[Aim] Comb the records below for the string "Marys" and copy each line where it turns up.

::: Dataset excerpts

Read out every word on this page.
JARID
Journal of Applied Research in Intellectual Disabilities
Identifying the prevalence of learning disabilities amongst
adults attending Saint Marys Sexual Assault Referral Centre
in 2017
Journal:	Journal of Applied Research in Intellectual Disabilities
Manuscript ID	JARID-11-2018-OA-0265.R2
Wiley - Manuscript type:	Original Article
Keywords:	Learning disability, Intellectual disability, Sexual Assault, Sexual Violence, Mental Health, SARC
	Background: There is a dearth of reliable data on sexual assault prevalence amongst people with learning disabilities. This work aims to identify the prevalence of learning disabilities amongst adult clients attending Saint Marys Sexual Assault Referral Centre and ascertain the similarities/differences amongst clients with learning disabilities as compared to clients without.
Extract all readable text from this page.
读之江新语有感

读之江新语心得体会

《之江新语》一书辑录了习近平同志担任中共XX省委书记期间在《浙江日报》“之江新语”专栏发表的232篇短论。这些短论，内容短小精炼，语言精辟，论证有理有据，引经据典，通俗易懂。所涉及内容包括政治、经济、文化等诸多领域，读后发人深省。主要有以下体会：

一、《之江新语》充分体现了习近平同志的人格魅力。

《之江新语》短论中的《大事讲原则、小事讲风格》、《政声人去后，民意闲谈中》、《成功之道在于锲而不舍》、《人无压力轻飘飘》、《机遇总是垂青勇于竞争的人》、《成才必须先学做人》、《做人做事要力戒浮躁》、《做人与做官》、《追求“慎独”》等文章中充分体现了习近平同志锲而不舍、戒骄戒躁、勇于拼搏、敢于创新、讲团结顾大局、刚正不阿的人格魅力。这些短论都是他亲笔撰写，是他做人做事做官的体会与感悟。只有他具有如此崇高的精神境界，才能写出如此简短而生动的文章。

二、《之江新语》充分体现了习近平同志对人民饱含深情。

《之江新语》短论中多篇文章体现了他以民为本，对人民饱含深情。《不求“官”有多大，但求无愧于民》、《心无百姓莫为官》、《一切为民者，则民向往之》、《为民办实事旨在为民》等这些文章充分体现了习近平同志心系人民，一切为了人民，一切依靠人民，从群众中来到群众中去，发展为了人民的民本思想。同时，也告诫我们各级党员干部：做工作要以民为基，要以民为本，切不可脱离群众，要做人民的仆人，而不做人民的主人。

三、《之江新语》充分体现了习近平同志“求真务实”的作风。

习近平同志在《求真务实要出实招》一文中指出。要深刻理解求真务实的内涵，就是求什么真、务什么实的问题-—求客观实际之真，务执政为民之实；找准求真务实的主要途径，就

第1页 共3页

::::::

[Correct response]
adults attending Saint Marys Sexual Assault Referral Centre
	Background: There is a dearth of reliable data on sexual assault prevalence amongst people with learning disabilities. This work aims to identify the prevalence of learning disabilities amongst adult clients attending Saint Marys Sexual Assault Referral Centre and ascertain the similarities/differences amongst clients with learning disabilities as compared to clients without.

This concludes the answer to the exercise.